» Exercise task:
Write out the material below again, unchanged.

Stored data
- - - - - - -
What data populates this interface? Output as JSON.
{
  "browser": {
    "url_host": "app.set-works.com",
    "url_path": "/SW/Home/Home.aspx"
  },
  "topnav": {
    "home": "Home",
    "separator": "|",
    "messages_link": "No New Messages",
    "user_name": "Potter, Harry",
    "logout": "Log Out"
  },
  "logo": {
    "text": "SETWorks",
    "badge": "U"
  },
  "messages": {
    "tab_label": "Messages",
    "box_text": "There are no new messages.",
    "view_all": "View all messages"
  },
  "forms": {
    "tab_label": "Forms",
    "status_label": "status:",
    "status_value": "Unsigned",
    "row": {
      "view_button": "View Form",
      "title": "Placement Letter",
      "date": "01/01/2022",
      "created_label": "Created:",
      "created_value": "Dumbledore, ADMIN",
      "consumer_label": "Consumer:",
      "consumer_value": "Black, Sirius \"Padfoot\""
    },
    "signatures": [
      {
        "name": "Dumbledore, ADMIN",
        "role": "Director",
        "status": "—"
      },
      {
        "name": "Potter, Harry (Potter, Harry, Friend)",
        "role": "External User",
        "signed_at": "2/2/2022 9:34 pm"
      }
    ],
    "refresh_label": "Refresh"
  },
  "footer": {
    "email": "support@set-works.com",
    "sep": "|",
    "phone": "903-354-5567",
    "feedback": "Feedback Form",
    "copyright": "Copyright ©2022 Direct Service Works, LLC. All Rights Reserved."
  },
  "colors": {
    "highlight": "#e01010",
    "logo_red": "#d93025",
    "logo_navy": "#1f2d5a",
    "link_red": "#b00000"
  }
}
- - - - - - -
» Response below:
What data populates this interface? Output as JSON.
{
  "browser": {
    "url_host": "app.set-works.com",
    "url_path": "/SW/Home/Home.aspx"
  },
  "topnav": {
    "home": "Home",
    "separator": "|",
    "messages_link": "No New Messages",
    "user_name": "Potter, Harry",
    "logout": "Log Out"
  },
  "logo": {
    "text": "SETWorks",
    "badge": "U"
  },
  "messages": {
    "tab_label": "Messages",
    "box_text": "There are no new messages.",
    "view_all": "View all messages"
  },
  "forms": {
    "tab_label": "Forms",
    "status_label": "status:",
    "status_value": "Unsigned",
    "row": {
      "view_button": "View Form",
      "title": "Placement Letter",
      "date": "01/01/2022",
      "created_label": "Created:",
      "created_value": "Dumbledore, ADMIN",
      "consumer_label": "Consumer:",
      "consumer_value": "Black, Sirius \"Padfoot\""
    },
    "signatures": [
      {
        "name": "Dumbledore, ADMIN",
        "role": "Director",
        "status": "—"
      },
      {
        "name": "Potter, Harry (Potter, Harry, Friend)",
        "role": "External User",
        "signed_at": "2/2/2022 9:34 pm"
      }
    ],
    "refresh_label": "Refresh"
  },
  "footer": {
    "email": "support@set-works.com",
    "sep": "|",
    "phone": "903-354-5567",
    "feedback": "Feedback Form",
    "copyright": "Copyright ©2022 Direct Service Works, LLC. All Rights Reserved."
  },
  "colors": {
    "highlight": "#e01010",
    "logo_red": "#d93025",
    "logo_navy": "#1f2d5a",
    "link_red": "#b00000"
  }
}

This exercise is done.